Exercise = Extract all lines that hold "colors" from the records below.

--- start of Data shown ---

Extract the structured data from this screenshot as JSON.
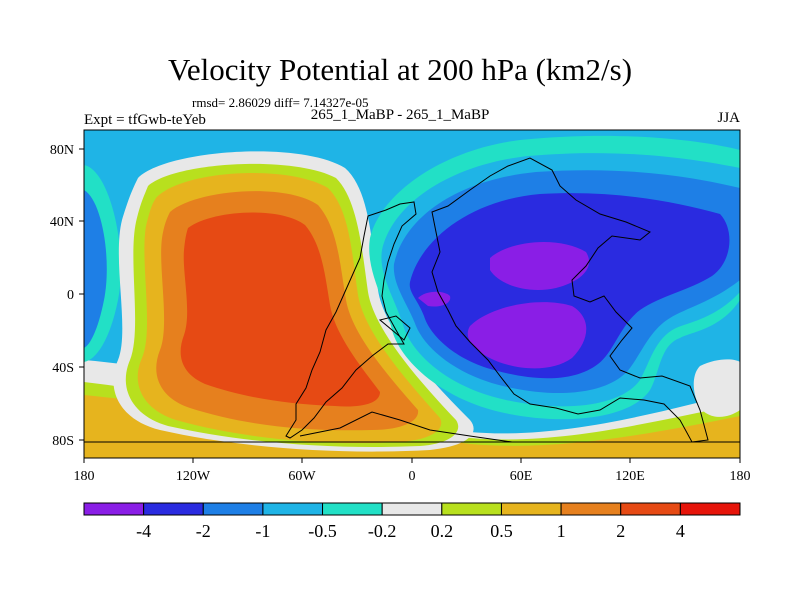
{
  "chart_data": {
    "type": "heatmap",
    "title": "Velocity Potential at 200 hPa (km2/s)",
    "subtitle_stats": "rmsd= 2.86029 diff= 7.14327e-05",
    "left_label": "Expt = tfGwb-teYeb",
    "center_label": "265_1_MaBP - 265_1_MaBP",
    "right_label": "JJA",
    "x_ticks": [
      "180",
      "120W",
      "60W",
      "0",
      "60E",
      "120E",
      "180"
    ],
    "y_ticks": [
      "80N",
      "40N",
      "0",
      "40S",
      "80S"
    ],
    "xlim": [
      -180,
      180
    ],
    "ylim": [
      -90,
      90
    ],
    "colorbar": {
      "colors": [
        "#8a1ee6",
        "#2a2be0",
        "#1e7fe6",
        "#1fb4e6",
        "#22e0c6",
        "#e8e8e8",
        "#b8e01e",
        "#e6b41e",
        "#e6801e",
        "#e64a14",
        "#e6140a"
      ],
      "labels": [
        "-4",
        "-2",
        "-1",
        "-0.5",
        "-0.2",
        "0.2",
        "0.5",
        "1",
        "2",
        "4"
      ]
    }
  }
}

--- end of Data shown ---
--- start of Data shown ---

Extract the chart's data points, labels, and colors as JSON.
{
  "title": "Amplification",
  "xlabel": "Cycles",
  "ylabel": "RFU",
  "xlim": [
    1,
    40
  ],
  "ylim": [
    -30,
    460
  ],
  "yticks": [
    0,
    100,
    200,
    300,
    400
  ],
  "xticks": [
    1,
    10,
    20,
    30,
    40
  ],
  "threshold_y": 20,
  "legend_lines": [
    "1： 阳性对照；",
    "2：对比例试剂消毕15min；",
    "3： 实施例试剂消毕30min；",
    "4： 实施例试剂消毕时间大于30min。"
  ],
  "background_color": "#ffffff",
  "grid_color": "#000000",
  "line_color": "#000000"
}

--- end of Data shown ---

Response to this task =
      "colors": [
Extract the chart's data points, labels, and colors as JSON.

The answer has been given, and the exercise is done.